Source data
— begin —
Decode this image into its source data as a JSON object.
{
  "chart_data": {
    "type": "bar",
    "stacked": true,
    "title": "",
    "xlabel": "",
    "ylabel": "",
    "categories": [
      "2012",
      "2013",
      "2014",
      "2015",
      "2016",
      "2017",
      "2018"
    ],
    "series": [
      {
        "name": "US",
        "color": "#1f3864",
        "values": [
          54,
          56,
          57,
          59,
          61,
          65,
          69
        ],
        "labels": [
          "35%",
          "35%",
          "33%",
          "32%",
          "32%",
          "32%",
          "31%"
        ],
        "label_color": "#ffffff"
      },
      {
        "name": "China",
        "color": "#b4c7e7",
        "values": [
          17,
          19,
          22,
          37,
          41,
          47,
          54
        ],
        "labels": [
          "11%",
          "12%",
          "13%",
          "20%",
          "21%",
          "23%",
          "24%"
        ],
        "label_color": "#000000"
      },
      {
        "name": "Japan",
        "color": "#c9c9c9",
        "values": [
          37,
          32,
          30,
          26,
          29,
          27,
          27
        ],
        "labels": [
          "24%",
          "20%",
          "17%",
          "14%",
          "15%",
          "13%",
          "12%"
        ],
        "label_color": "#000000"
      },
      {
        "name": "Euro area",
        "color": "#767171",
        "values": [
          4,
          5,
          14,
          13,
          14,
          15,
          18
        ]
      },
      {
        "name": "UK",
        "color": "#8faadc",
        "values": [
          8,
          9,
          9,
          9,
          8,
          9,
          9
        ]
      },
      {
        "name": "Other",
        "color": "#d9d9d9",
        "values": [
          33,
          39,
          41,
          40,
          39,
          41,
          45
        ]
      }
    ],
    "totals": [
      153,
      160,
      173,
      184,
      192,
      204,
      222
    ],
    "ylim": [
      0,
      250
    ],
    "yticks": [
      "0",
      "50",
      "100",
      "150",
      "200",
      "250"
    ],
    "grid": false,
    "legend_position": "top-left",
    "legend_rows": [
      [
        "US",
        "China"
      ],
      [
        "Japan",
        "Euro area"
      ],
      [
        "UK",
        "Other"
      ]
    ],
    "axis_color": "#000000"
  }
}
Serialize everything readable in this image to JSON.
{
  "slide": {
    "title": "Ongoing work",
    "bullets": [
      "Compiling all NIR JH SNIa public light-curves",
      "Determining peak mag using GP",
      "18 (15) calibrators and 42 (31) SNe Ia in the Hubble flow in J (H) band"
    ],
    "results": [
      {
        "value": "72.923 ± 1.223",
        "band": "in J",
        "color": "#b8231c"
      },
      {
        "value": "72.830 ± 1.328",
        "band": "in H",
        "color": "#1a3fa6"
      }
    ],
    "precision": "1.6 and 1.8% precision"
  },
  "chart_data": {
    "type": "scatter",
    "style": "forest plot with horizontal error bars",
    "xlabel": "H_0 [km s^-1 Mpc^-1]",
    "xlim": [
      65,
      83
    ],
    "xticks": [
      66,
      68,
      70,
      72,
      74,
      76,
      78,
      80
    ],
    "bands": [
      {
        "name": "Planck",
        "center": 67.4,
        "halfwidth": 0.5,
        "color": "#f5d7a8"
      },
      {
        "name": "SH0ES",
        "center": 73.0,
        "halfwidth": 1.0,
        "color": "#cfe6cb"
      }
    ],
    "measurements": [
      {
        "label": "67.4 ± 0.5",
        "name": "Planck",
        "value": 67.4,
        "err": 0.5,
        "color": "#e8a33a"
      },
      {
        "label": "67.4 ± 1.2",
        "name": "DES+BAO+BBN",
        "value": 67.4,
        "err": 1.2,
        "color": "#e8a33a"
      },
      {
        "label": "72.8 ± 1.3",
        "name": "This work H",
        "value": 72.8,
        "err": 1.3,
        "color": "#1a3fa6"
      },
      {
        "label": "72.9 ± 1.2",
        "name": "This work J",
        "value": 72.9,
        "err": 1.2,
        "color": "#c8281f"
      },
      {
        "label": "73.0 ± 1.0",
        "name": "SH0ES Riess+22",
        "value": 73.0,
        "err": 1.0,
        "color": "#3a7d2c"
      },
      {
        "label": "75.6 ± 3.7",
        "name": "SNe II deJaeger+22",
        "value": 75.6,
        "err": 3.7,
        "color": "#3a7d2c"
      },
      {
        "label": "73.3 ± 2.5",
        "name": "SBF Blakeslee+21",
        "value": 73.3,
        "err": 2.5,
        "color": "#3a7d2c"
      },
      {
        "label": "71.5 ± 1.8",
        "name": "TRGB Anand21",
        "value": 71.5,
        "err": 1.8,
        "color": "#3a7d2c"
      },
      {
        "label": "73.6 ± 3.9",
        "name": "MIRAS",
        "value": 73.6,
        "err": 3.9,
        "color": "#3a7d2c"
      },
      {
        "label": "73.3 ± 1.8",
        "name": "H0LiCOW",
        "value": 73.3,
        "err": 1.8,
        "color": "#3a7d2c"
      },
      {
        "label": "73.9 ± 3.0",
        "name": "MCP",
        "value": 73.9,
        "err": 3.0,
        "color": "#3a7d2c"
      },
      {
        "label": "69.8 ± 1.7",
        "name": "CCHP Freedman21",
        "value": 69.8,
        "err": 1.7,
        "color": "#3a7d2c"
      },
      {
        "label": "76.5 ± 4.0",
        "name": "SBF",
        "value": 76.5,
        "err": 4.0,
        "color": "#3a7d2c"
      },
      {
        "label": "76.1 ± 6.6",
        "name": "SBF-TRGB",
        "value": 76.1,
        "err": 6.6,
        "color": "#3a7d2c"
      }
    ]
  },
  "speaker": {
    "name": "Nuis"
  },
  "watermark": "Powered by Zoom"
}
— end —
- Exercise brief -
Nothing should be changed: write out all of the data as is.

- Exercise result -
Decode this image into its source data as a JSON object.
{
  "chart_data": {
    "type": "bar",
    "stacked": true,
    "title": "",
    "xlabel": "",
    "ylabel": "",
    "categories": [
      "2012",
      "2013",
      "2014",
      "2015",
      "2016",
      "2017",
      "2018"
    ],
    "series": [
      {
        "name": "US",
        "color": "#1f3864",
        "values": [
          54,
          56,
          57,
          59,
          61,
          65,
          69
        ],
        "labels": [
          "35%",
          "35%",
          "33%",
          "32%",
          "32%",
          "32%",
          "31%"
        ],
        "label_color": "#ffffff"
      },
      {
        "name": "China",
        "color": "#b4c7e7",
        "values": [
          17,
          19,
          22,
          37,
          41,
          47,
          54
        ],
        "labels": [
          "11%",
          "12%",
          "13%",
          "20%",
          "21%",
          "23%",
          "24%"
        ],
        "label_color": "#000000"
      },
      {
        "name": "Japan",
        "color": "#c9c9c9",
        "values": [
          37,
          32,
          30,
          26,
          29,
          27,
          27
        ],
        "labels": [
          "24%",
          "20%",
          "17%",
          "14%",
          "15%",
          "13%",
          "12%"
        ],
        "label_color": "#000000"
      },
      {
        "name": "Euro area",
        "color": "#767171",
        "values": [
          4,
          5,
          14,
          13,
          14,
          15,
          18
        ]
      },
      {
        "name": "UK",
        "color": "#8faadc",
        "values": [
          8,
          9,
          9,
          9,
          8,
          9,
          9
        ]
      },
      {
        "name": "Other",
        "color": "#d9d9d9",
        "values": [
          33,
          39,
          41,
          40,
          39,
          41,
          45
        ]
      }
    ],
    "totals": [
      153,
      160,
      173,
      184,
      192,
      204,
      222
    ],
    "ylim": [
      0,
      250
    ],
    "yticks": [
      "0",
      "50",
      "100",
      "150",
      "200",
      "250"
    ],
    "grid": false,
    "legend_position": "top-left",
    "legend_rows": [
      [
        "US",
        "China"
      ],
      [
        "Japan",
        "Euro area"
      ],
      [
        "UK",
        "Other"
      ]
    ],
    "axis_color": "#000000"
  }
}
Serialize everything readable in this image to JSON.
{
  "slide": {
    "title": "Ongoing work",
    "bullets": [
      "Compiling all NIR JH SNIa public light-curves",
      "Determining peak mag using GP",
      "18 (15) calibrators and 42 (31) SNe Ia in the Hubble flow in J (H) band"
    ],
    "results": [
      {
        "value": "72.923 ± 1.223",
        "band": "in J",
        "color": "#b8231c"
      },
      {
        "value": "72.830 ± 1.328",
        "band": "in H",
        "color": "#1a3fa6"
      }
    ],
    "precision": "1.6 and 1.8% precision"
  },
  "chart_data": {
    "type": "scatter",
    "style": "forest plot with horizontal error bars",
    "xlabel": "H_0 [km s^-1 Mpc^-1]",
    "xlim": [
      65,
      83
    ],
    "xticks": [
      66,
      68,
      70,
      72,
      74,
      76,
      78,
      80
    ],
    "bands": [
      {
        "name": "Planck",
        "center": 67.4,
        "halfwidth": 0.5,
        "color": "#f5d7a8"
      },
      {
        "name": "SH0ES",
        "center": 73.0,
        "halfwidth": 1.0,
        "color": "#cfe6cb"
      }
    ],
    "measurements": [
      {
        "label": "67.4 ± 0.5",
        "name": "Planck",
        "value": 67.4,
        "err": 0.5,
        "color": "#e8a33a"
      },
      {
        "label": "67.4 ± 1.2",
        "name": "DES+BAO+BBN",
        "value": 67.4,
        "err": 1.2,
        "color": "#e8a33a"
      },
      {
        "label": "72.8 ± 1.3",
        "name": "This work H",
        "value": 72.8,
        "err": 1.3,
        "color": "#1a3fa6"
      },
      {
        "label": "72.9 ± 1.2",
        "name": "This work J",
        "value": 72.9,
        "err": 1.2,
        "color": "#c8281f"
      },
      {
        "label": "73.0 ± 1.0",
        "name": "SH0ES Riess+22",
        "value": 73.0,
        "err": 1.0,
        "color": "#3a7d2c"
      },
      {
        "label": "75.6 ± 3.7",
        "name": "SNe II deJaeger+22",
        "value": 75.6,
        "err": 3.7,
        "color": "#3a7d2c"
      },
      {
        "label": "73.3 ± 2.5",
        "name": "SBF Blakeslee+21",
        "value": 73.3,
        "err": 2.5,
        "color": "#3a7d2c"
      },
      {
        "label": "71.5 ± 1.8",
        "name": "TRGB Anand21",
        "value": 71.5,
        "err": 1.8,
        "color": "#3a7d2c"
      },
      {
        "label": "73.6 ± 3.9",
        "name": "MIRAS",
        "value": 73.6,
        "err": 3.9,
        "color": "#3a7d2c"
      },
      {
        "label": "73.3 ± 1.8",
        "name": "H0LiCOW",
        "value": 73.3,
        "err": 1.8,
        "color": "#3a7d2c"
      },
      {
        "label": "73.9 ± 3.0",
        "name": "MCP",
        "value": 73.9,
        "err": 3.0,
        "color": "#3a7d2c"
      },
      {
        "label": "69.8 ± 1.7",
        "name": "CCHP Freedman21",
        "value": 69.8,
        "err": 1.7,
        "color": "#3a7d2c"
      },
      {
        "label": "76.5 ± 4.0",
        "name": "SBF",
        "value": 76.5,
        "err": 4.0,
        "color": "#3a7d2c"
      },
      {
        "label": "76.1 ± 6.6",
        "name": "SBF-TRGB",
        "value": 76.1,
        "err": 6.6,
        "color": "#3a7d2c"
      }
    ]
  },
  "speaker": {
    "name": "Nuis"
  },
  "watermark": "Powered by Zoom"
}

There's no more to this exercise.